Required task: Rewrite the records below with "text-line" changed to "line" wherever it occurs, leaving everything else as it stands. Omit the pictures from your answer.

Record extracts:

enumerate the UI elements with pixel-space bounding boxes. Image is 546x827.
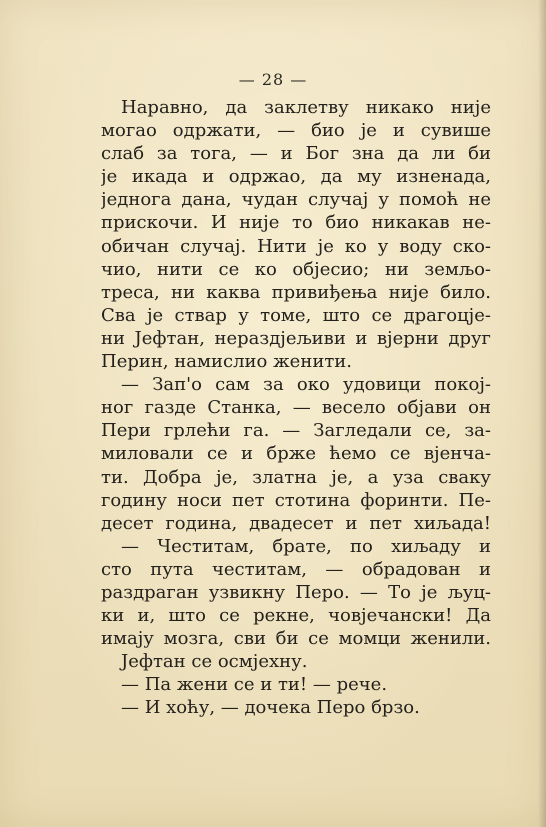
page-number: — 28 —: [238, 70, 308, 89]
text-line: Пери грлећи га. — Загледали се, за-: [101, 420, 491, 442]
text-line: треса, ни каква привиђења није било.: [101, 281, 491, 303]
text-line: Наравно, да заклетву никако није: [121, 97, 491, 118]
text-line: чио, нити се ко објесио; ни земљо-: [101, 258, 491, 280]
text-line: миловали се и брже ћемо се вјенча-: [101, 443, 491, 465]
body-text: [101, 96, 491, 720]
text-line: — И хоћу, — дочека Перо брзо.: [121, 697, 420, 719]
text-line: сто пута честитам, — обрадован и: [101, 558, 491, 580]
text-line: је икада и одржао, да му изненада,: [101, 166, 491, 188]
text-line: ни Јефтан, нераздјељиви и вјерни друг: [101, 327, 491, 349]
text-line: — Честитам, брате, по хиљаду и: [121, 535, 491, 557]
text-line: ног газде Станка, — весело објави он: [101, 397, 491, 419]
text-line: једнога дана, чудан случај у помоћ не: [101, 189, 491, 211]
text-line: слаб за тога, — и Бог зна да ли би: [101, 143, 491, 165]
text-line: Сва је ствар у томе, што се драгоцје-: [101, 304, 491, 326]
text-line: Перин, намислио женити.: [101, 351, 352, 373]
text-line: ки и, што се рекне, човјечански! Да: [101, 605, 491, 627]
text-line: раздраган узвикну Перо. — То је љуц-: [101, 581, 491, 603]
text-line: обичан случај. Нити је ко у воду ско-: [101, 235, 491, 257]
text-line: десет година, двадесет и пет хиљада!: [101, 512, 491, 534]
text-line: ти. Добра је, златна је, а уза сваку: [101, 466, 491, 488]
text-line: — Па жени се и ти! — рече.: [121, 674, 388, 696]
text-line: могао одржати, — био је и сувише: [101, 120, 491, 142]
text-line: имају мозга, сви би се момци женили.: [101, 628, 491, 650]
text-line: Јефтан се осмјехну.: [121, 651, 308, 673]
page-edge-shadow: [538, 0, 546, 827]
text-line: годину носи пет стотина форинти. Пе-: [101, 489, 491, 511]
text-line: — Зап'о сам за око удовици покој-: [121, 374, 491, 396]
text-line: прискочи. И није то био никакав не-: [101, 212, 491, 234]
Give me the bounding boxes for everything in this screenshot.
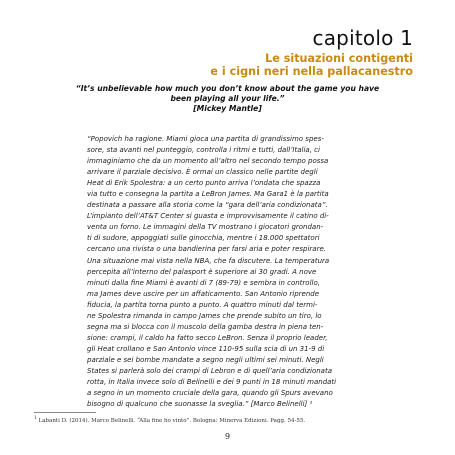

Answer to the problem:
enumerate the UI elements with pixel-space bounding boxes. Image is 546x827.
page-number: — 28 —: [238, 70, 308, 89]
line: Пери грлећи га. — Загледали се, за-: [101, 420, 491, 442]
line: треса, ни каква привиђења није било.: [101, 281, 491, 303]
line: Наравно, да заклетву никако није: [121, 97, 491, 118]
line: чио, нити се ко објесио; ни земљо-: [101, 258, 491, 280]
line: миловали се и брже ћемо се вјенча-: [101, 443, 491, 465]
body-text: [101, 96, 491, 720]
line: — И хоћу, — дочека Перо брзо.: [121, 697, 420, 719]
line: сто пута честитам, — обрадован и: [101, 558, 491, 580]
line: је икада и одржао, да му изненада,: [101, 166, 491, 188]
line: ни Јефтан, нераздјељиви и вјерни друг: [101, 327, 491, 349]
line: — Честитам, брате, по хиљаду и: [121, 535, 491, 557]
line: ног газде Станка, — весело објави он: [101, 397, 491, 419]
line: једнога дана, чудан случај у помоћ не: [101, 189, 491, 211]
line: слаб за тога, — и Бог зна да ли би: [101, 143, 491, 165]
line: Сва је ствар у томе, што се драгоцје-: [101, 304, 491, 326]
line: Перин, намислио женити.: [101, 351, 352, 373]
line: ки и, што се рекне, човјечански! Да: [101, 605, 491, 627]
line: раздраган узвикну Перо. — То је љуц-: [101, 581, 491, 603]
line: обичан случај. Нити је ко у воду ско-: [101, 235, 491, 257]
line: десет година, двадесет и пет хиљада!: [101, 512, 491, 534]
line: ти. Добра је, златна је, а уза сваку: [101, 466, 491, 488]
line: — Па жени се и ти! — рече.: [121, 674, 388, 696]
line: могао одржати, — био је и сувише: [101, 120, 491, 142]
line: имају мозга, сви би се момци женили.: [101, 628, 491, 650]
line: Јефтан се осмјехну.: [121, 651, 308, 673]
page-edge-shadow: [538, 0, 546, 827]
line: годину носи пет стотина форинти. Пе-: [101, 489, 491, 511]
line: — Зап'о сам за око удовици покој-: [121, 374, 491, 396]
line: прискочи. И није то био никакав не-: [101, 212, 491, 234]
Give me the bounding boxes for everything in this screenshot.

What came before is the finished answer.